§ What the task asks: Exactly reproduce each line of the listing that follows.

§ Record set:
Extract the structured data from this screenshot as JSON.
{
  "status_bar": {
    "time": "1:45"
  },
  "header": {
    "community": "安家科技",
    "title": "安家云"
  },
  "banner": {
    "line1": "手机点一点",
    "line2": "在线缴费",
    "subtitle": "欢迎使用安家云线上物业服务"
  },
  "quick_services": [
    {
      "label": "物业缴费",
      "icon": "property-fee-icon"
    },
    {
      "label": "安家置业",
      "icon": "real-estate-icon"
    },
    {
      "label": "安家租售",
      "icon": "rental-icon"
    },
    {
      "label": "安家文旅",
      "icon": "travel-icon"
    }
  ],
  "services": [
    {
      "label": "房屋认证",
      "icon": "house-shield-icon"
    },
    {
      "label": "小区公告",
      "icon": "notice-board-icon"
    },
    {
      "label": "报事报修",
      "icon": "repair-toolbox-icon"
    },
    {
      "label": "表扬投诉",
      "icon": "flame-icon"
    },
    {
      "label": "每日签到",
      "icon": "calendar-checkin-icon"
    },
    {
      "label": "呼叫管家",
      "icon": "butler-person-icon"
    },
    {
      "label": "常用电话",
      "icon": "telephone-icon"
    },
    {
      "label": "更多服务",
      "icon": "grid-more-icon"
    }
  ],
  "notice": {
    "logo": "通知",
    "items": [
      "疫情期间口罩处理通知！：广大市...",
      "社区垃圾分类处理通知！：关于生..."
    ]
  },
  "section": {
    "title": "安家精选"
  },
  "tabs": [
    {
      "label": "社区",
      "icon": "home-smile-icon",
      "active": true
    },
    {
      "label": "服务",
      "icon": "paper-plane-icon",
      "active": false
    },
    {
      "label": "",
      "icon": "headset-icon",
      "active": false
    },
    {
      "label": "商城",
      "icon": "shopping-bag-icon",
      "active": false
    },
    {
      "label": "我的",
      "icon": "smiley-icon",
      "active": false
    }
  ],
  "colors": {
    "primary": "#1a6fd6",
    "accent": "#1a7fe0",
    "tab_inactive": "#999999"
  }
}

§ Written response:
Extract the structured data from this screenshot as JSON.
{
  "status_bar": {
    "time": "1:45"
  },
  "header": {
    "community": "安家科技",
    "title": "安家云"
  },
  "banner": {
    "line1": "手机点一点",
    "line2": "在线缴费",
    "subtitle": "欢迎使用安家云线上物业服务"
  },
  "quick_services": [
    {
      "label": "物业缴费",
      "icon": "property-fee-icon"
    },
    {
      "label": "安家置业",
      "icon": "real-estate-icon"
    },
    {
      "label": "安家租售",
      "icon": "rental-icon"
    },
    {
      "label": "安家文旅",
      "icon": "travel-icon"
    }
  ],
  "services": [
    {
      "label": "房屋认证",
      "icon": "house-shield-icon"
    },
    {
      "label": "小区公告",
      "icon": "notice-board-icon"
    },
    {
      "label": "报事报修",
      "icon": "repair-toolbox-icon"
    },
    {
      "label": "表扬投诉",
      "icon": "flame-icon"
    },
    {
      "label": "每日签到",
      "icon": "calendar-checkin-icon"
    },
    {
      "label": "呼叫管家",
      "icon": "butler-person-icon"
    },
    {
      "label": "常用电话",
      "icon": "telephone-icon"
    },
    {
      "label": "更多服务",
      "icon": "grid-more-icon"
    }
  ],
  "notice": {
    "logo": "通知",
    "items": [
      "疫情期间口罩处理通知！：广大市...",
      "社区垃圾分类处理通知！：关于生..."
    ]
  },
  "section": {
    "title": "安家精选"
  },
  "tabs": [
    {
      "label": "社区",
      "icon": "home-smile-icon",
      "active": true
    },
    {
      "label": "服务",
      "icon": "paper-plane-icon",
      "active": false
    },
    {
      "label": "",
      "icon": "headset-icon",
      "active": false
    },
    {
      "label": "商城",
      "icon": "shopping-bag-icon",
      "active": false
    },
    {
      "label": "我的",
      "icon": "smiley-icon",
      "active": false
    }
  ],
  "colors": {
    "primary": "#1a6fd6",
    "accent": "#1a7fe0",
    "tab_inactive": "#999999"
  }
}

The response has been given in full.